SET PROBLEM: Pull out every line with the word "Video" from the entries below.

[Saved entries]
--- Begin ---
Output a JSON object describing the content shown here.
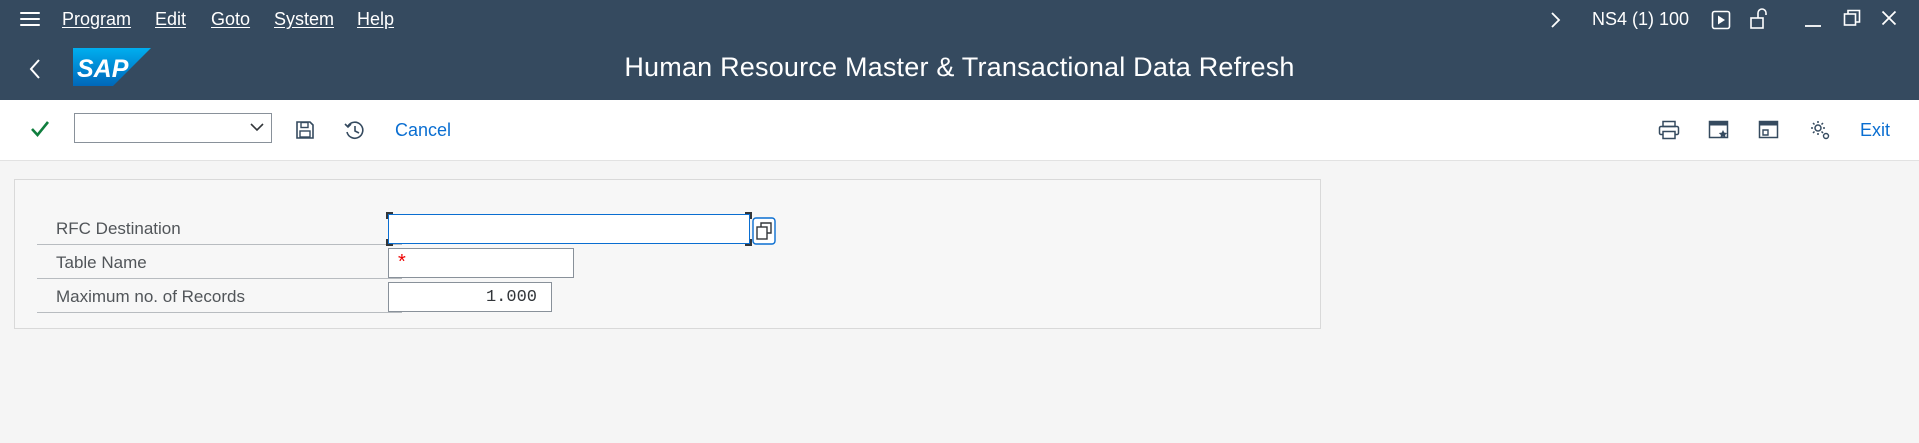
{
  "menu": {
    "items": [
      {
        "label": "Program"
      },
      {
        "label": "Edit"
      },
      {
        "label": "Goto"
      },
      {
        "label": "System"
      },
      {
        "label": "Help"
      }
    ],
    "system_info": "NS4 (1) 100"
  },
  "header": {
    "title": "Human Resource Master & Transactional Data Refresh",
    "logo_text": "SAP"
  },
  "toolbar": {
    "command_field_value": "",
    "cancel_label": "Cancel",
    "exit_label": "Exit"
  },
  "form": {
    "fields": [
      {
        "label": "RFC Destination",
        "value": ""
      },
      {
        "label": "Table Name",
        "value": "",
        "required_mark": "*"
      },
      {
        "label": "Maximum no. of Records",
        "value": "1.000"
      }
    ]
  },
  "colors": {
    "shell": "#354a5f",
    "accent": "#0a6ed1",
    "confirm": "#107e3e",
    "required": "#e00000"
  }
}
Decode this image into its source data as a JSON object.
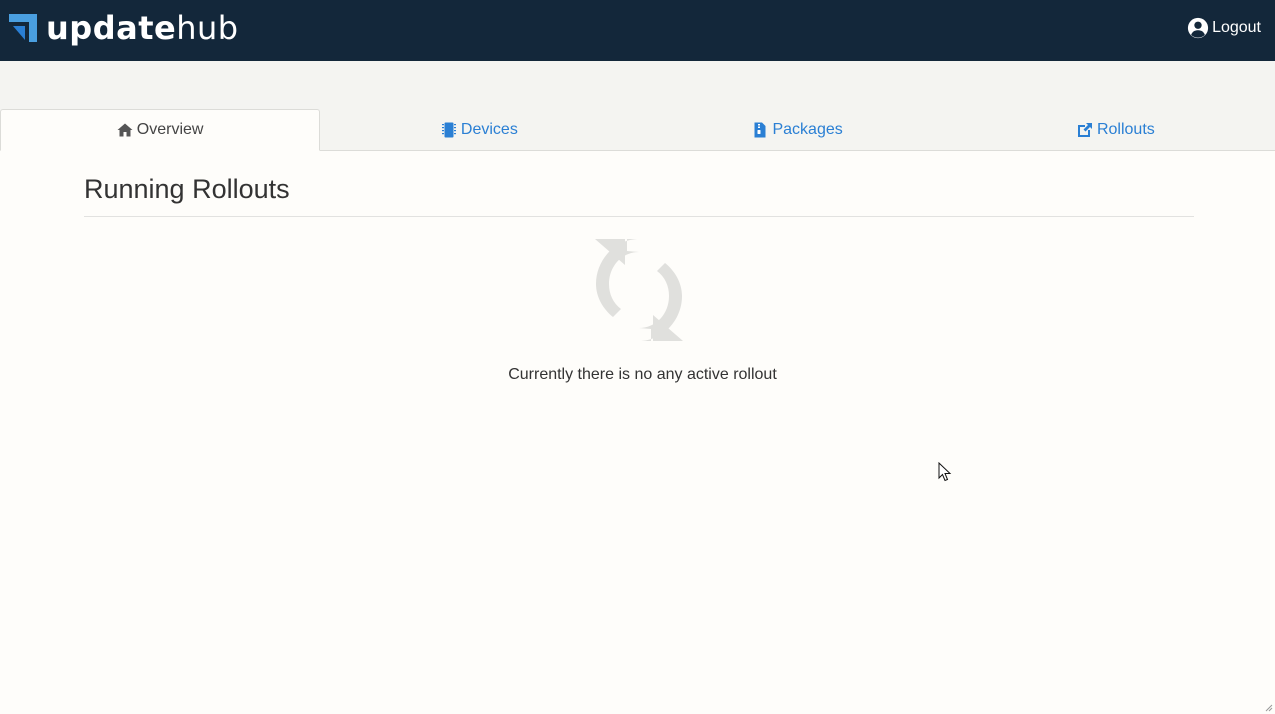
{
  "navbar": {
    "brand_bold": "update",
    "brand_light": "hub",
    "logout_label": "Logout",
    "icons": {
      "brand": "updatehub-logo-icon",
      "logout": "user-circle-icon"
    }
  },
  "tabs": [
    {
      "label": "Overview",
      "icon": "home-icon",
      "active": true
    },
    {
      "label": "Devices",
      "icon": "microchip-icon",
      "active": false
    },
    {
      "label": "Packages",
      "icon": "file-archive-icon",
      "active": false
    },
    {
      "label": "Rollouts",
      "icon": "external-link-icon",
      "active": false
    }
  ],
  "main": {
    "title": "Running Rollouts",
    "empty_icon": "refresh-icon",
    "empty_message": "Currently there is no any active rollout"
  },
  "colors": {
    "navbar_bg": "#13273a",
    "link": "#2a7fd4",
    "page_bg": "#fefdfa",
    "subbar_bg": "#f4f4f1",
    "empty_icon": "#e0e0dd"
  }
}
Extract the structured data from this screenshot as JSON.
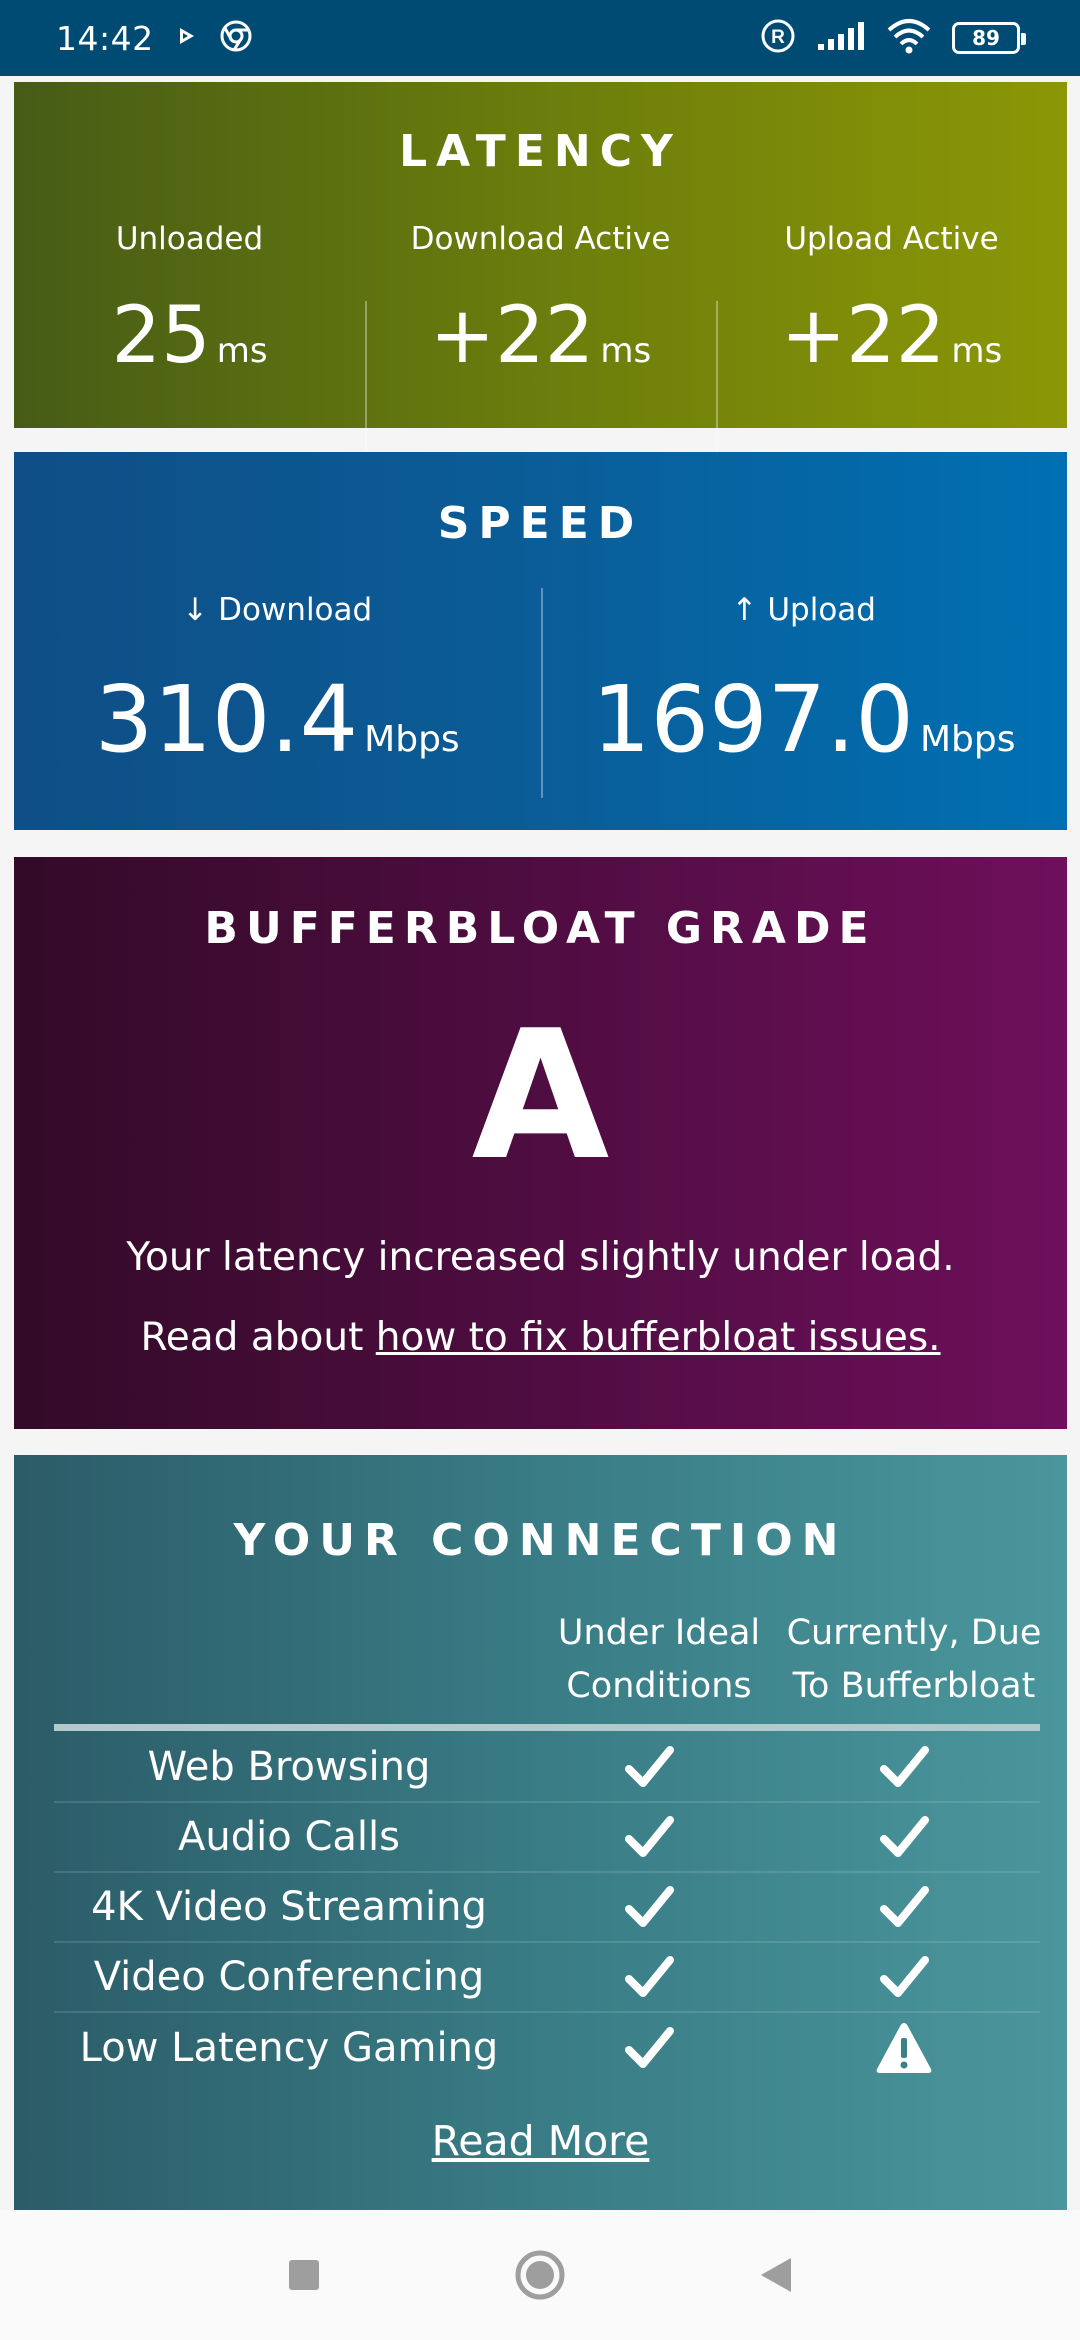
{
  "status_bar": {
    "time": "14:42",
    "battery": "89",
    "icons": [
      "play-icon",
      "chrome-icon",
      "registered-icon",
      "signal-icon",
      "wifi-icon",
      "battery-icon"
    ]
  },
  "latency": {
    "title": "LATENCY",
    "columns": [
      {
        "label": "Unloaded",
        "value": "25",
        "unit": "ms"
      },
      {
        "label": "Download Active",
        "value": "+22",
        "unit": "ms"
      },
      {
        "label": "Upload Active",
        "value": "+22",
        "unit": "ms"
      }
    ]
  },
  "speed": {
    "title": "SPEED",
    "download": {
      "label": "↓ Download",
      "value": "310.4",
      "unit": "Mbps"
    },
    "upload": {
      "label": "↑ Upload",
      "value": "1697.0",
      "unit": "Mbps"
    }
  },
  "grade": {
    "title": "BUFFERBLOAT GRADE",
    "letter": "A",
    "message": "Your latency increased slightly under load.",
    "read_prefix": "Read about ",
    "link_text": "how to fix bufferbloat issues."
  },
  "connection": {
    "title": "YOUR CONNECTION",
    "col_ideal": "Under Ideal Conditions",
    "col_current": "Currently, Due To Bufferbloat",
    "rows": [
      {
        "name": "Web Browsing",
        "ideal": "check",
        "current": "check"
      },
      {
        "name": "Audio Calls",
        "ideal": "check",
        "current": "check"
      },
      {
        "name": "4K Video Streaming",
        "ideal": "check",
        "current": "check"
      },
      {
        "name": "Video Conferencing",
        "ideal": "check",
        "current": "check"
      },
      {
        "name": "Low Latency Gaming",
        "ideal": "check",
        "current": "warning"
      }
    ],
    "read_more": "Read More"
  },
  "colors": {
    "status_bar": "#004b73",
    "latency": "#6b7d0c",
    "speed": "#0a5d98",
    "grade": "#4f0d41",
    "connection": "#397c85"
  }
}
--- End ---
EXPECTED OUTPUT:
        "name": "4K Video Streaming",
        "name": "Video Conferencing",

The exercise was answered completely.